Check every line below for the word "Audi" and show those that hold it.

==*==

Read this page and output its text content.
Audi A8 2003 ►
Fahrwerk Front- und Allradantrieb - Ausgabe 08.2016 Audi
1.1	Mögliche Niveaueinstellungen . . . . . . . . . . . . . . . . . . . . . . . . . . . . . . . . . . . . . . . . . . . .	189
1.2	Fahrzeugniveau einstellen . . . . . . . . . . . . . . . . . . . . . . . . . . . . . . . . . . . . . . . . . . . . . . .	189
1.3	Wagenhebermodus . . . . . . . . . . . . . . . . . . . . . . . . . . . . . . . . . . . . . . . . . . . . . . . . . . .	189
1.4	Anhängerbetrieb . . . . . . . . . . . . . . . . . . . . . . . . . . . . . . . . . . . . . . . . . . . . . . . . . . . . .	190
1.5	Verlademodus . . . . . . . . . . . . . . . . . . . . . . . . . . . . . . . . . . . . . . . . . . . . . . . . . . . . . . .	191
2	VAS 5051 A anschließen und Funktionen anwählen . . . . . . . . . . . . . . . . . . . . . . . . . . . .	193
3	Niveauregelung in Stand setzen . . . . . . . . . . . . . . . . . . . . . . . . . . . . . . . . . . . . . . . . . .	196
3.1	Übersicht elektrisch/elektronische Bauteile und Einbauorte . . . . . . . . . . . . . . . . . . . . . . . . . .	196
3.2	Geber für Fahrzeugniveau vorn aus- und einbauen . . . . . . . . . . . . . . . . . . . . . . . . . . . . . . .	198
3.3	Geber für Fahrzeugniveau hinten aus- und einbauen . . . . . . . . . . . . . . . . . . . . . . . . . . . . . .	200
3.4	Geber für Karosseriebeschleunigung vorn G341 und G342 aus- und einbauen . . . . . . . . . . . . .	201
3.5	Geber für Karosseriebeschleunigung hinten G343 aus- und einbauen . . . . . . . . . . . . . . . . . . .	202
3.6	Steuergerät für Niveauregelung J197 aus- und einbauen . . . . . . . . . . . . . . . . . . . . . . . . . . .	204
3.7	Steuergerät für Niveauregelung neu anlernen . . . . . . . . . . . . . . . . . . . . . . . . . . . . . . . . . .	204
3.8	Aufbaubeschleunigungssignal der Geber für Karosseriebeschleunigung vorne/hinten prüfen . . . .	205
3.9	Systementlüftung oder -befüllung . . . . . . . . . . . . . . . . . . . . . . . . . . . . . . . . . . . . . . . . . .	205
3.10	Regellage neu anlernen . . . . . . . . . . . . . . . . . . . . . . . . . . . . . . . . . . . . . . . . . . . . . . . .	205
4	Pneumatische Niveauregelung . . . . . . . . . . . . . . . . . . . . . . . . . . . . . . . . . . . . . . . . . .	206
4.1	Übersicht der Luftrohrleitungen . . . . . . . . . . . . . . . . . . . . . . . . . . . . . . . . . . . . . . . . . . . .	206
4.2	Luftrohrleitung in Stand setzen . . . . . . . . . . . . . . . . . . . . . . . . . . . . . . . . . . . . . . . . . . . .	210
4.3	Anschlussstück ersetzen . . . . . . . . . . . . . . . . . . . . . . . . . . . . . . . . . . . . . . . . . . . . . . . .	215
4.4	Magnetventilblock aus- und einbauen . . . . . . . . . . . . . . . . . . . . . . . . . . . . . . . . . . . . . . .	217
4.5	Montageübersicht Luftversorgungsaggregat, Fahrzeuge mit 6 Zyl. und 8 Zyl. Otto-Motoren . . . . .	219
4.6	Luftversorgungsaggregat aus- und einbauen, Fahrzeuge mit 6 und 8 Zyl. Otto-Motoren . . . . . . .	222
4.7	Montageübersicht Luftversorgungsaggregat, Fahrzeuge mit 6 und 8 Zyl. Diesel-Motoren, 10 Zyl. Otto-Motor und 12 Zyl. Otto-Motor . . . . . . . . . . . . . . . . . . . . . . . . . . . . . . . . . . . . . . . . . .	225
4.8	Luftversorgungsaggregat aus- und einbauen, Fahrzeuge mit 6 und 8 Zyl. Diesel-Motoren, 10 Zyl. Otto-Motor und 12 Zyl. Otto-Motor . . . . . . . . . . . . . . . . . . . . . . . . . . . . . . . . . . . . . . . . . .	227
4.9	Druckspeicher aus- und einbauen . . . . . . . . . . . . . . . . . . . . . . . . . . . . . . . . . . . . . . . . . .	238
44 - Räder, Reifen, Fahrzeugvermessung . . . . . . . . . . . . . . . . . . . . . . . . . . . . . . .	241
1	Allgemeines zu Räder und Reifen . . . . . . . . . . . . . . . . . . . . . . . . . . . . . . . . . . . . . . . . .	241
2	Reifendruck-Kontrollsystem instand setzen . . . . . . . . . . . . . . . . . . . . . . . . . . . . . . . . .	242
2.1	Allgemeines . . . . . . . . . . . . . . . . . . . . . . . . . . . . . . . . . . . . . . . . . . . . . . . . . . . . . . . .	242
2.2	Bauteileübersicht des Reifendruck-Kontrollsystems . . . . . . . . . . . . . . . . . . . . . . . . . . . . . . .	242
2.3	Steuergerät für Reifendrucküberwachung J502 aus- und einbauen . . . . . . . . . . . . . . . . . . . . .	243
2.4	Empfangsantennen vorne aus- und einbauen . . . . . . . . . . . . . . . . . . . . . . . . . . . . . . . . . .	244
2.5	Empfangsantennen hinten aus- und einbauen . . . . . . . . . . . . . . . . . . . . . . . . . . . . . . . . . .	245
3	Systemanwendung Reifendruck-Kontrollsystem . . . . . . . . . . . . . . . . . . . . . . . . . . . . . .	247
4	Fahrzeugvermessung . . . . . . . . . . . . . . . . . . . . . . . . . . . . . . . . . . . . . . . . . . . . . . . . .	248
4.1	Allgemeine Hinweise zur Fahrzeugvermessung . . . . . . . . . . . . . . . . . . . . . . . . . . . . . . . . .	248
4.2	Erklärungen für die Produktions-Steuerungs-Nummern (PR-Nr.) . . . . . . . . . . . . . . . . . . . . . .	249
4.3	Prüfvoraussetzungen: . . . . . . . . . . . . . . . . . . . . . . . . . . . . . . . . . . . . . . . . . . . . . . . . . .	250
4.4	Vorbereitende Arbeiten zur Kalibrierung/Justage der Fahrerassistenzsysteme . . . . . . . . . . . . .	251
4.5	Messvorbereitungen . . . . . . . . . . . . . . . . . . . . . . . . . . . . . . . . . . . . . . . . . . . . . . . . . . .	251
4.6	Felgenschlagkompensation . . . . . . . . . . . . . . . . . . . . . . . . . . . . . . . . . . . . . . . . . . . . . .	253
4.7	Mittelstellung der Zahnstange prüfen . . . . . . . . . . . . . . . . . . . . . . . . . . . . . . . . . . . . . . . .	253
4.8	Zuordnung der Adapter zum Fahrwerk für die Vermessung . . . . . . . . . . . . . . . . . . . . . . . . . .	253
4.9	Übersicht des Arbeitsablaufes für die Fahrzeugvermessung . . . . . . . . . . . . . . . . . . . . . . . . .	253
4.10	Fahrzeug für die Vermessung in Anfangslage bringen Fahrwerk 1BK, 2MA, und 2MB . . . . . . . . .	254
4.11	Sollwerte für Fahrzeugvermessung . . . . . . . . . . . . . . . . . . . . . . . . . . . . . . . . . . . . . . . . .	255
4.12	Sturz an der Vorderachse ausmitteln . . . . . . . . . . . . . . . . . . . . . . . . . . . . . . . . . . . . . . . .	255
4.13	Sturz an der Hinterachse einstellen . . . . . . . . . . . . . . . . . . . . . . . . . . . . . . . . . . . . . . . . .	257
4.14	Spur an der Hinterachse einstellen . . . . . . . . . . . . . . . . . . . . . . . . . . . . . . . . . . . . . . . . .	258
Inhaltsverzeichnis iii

==*==

[RESPONSE]:
Audi A8 2003 ►
Fahrwerk Front- und Allradantrieb - Ausgabe 08.2016 Audi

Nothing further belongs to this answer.